## [STATED GOAL]
Copy each line of the records that holds the string "text".

## [DATA PROVIDED]
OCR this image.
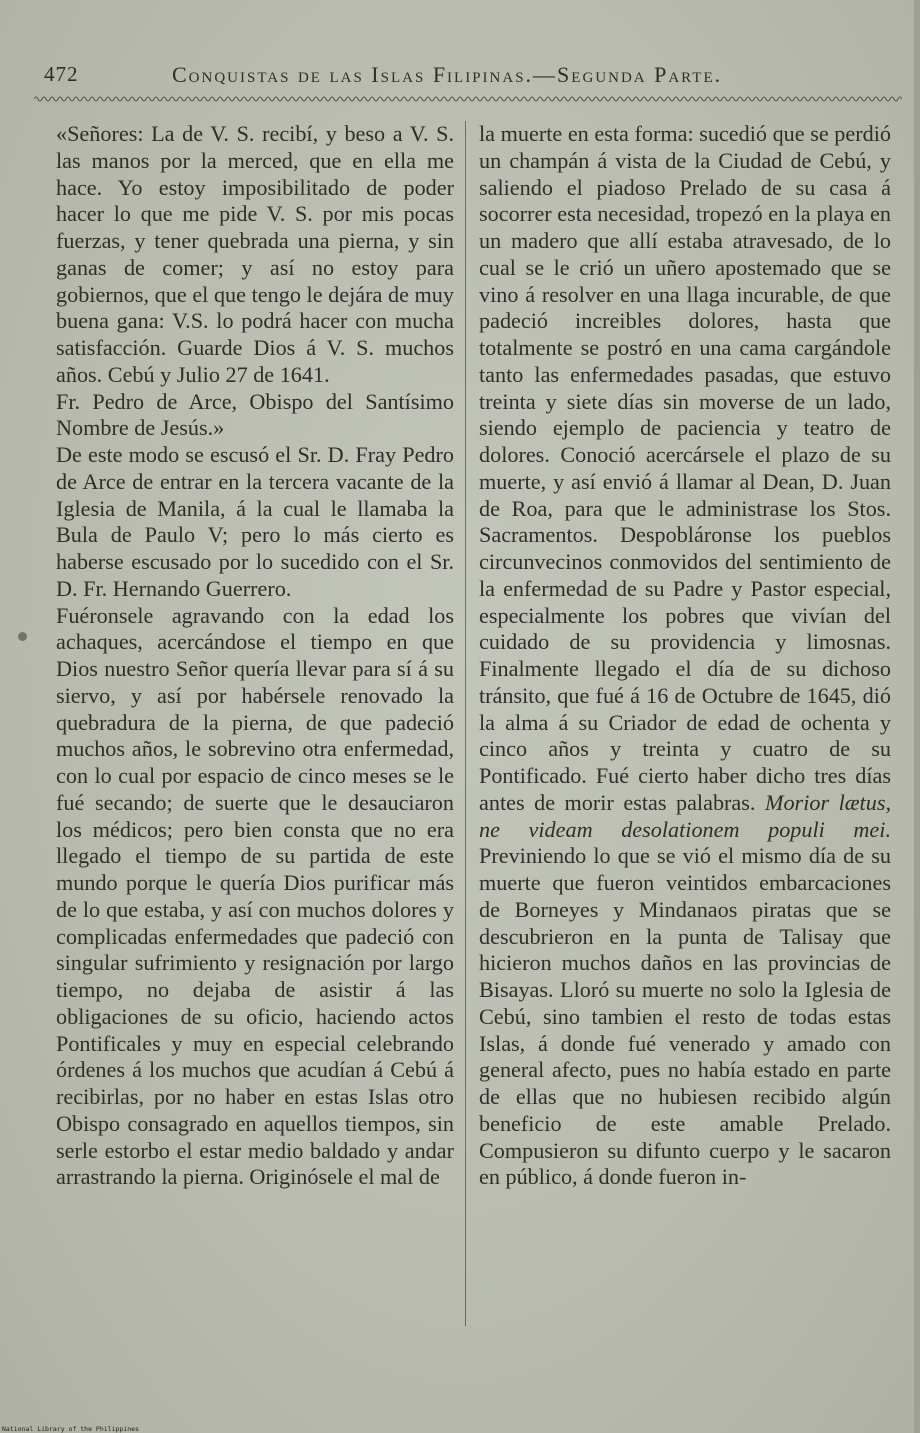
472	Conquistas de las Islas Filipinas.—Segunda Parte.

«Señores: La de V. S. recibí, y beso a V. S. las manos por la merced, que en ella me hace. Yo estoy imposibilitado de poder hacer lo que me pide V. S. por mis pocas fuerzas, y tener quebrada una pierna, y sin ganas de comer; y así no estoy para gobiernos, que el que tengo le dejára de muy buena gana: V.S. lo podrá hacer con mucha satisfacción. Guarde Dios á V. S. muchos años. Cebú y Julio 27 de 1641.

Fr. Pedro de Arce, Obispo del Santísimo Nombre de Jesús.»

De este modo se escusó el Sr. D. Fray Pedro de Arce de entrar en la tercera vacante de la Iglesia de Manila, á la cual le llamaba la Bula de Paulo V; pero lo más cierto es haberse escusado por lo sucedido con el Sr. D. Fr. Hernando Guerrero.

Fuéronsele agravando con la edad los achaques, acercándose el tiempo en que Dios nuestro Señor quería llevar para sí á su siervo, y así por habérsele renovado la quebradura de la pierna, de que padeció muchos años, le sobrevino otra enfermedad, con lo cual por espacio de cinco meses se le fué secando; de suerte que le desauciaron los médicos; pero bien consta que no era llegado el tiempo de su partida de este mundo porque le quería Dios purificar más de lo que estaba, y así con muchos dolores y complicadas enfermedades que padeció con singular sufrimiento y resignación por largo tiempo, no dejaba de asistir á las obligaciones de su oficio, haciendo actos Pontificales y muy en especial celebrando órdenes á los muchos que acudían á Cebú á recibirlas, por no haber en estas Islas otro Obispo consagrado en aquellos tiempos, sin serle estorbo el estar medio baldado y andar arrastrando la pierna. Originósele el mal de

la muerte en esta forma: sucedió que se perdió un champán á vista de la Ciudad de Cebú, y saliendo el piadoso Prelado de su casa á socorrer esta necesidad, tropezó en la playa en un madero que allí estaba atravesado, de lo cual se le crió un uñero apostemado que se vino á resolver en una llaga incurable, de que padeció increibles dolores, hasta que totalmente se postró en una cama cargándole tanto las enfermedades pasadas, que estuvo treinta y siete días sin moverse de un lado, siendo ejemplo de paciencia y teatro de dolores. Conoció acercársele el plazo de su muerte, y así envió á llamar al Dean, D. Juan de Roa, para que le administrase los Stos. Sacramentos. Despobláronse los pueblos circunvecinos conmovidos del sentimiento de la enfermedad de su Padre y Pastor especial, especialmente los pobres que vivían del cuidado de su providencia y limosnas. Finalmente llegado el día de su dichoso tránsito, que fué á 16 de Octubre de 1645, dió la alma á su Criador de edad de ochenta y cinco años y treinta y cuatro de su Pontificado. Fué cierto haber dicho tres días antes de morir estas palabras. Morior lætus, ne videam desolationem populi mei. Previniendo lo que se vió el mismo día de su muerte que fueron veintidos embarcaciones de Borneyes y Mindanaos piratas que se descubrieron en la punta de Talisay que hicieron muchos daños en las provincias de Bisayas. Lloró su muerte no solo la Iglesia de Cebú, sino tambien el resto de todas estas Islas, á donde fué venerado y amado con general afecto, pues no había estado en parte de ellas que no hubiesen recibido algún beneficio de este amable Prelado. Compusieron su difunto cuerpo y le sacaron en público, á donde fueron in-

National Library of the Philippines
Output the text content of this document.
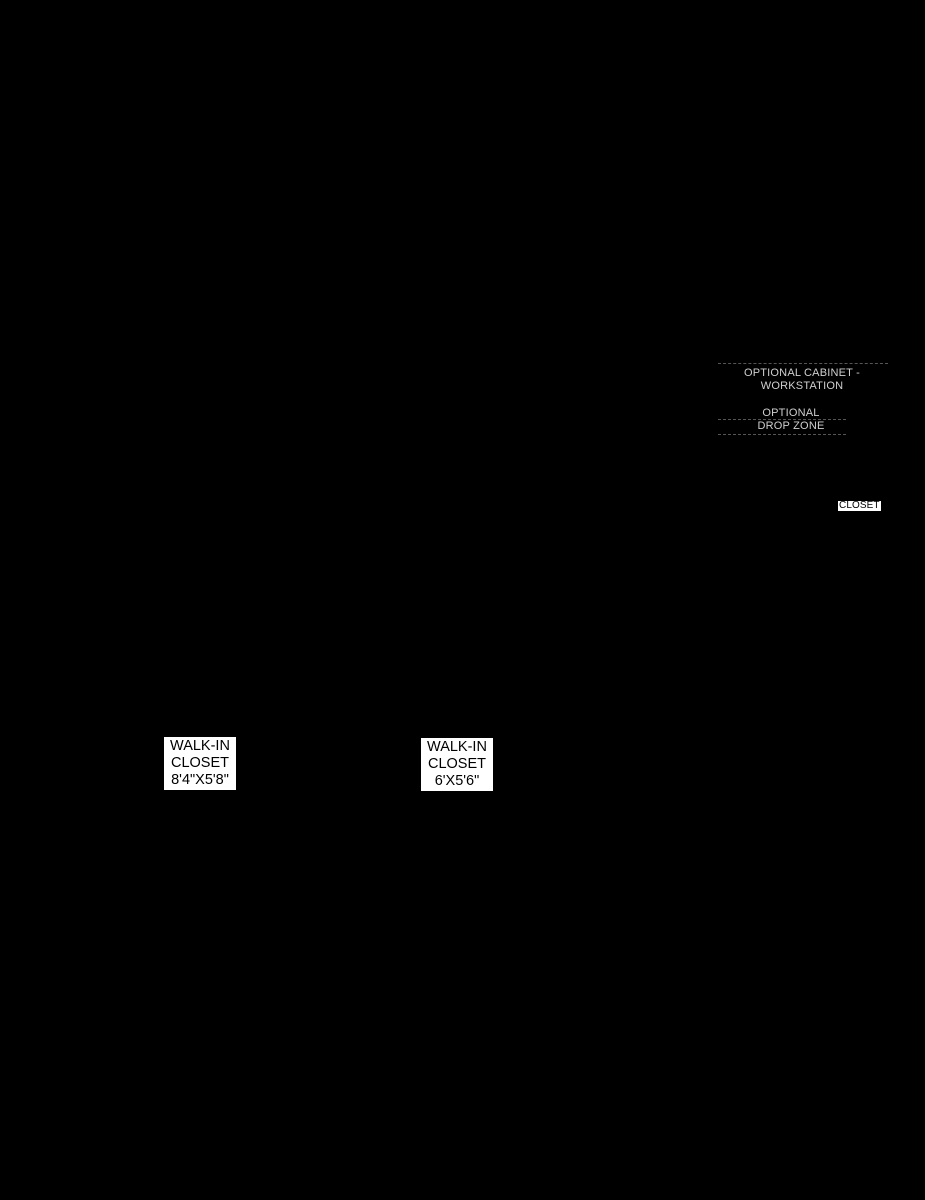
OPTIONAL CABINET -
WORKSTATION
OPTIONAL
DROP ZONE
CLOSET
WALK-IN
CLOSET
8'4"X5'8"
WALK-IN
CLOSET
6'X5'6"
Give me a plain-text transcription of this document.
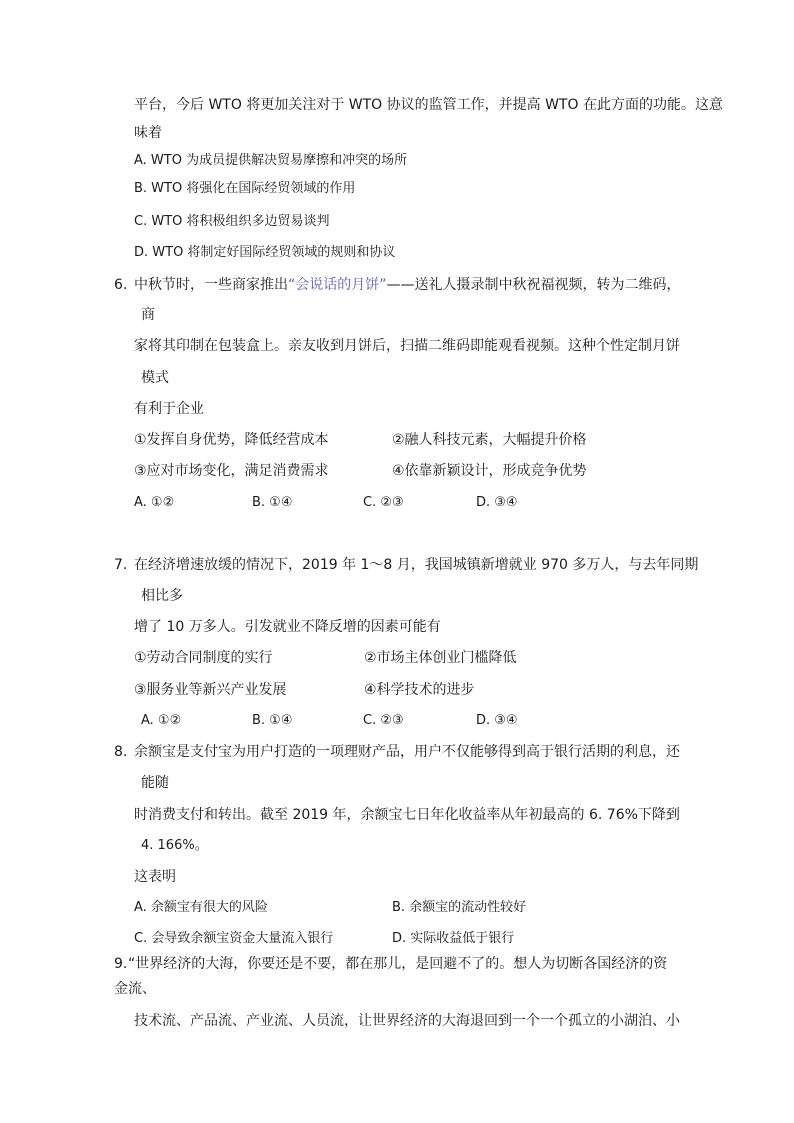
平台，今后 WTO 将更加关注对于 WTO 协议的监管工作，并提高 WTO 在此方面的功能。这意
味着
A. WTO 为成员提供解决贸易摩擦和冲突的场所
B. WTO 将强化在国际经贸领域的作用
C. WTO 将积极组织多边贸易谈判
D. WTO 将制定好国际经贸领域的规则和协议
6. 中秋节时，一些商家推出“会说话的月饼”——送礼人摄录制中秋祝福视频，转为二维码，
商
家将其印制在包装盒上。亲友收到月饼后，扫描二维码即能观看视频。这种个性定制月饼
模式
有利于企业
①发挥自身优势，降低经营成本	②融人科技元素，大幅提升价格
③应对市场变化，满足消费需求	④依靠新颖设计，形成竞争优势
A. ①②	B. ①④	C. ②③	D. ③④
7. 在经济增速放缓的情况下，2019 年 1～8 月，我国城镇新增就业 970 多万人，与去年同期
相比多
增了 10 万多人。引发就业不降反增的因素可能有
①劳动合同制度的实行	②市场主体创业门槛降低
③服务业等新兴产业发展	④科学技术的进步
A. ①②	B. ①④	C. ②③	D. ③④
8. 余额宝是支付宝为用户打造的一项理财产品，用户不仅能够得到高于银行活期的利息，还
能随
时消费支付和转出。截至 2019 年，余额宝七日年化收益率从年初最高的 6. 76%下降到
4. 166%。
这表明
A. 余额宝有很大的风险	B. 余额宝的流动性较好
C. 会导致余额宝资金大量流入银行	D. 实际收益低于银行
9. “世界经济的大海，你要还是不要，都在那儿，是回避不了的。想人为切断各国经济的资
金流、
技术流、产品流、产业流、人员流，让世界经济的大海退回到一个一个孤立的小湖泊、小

## [CORRECT RESULT]
Output the text content of this document.
Give me a plain-text transcription of this document.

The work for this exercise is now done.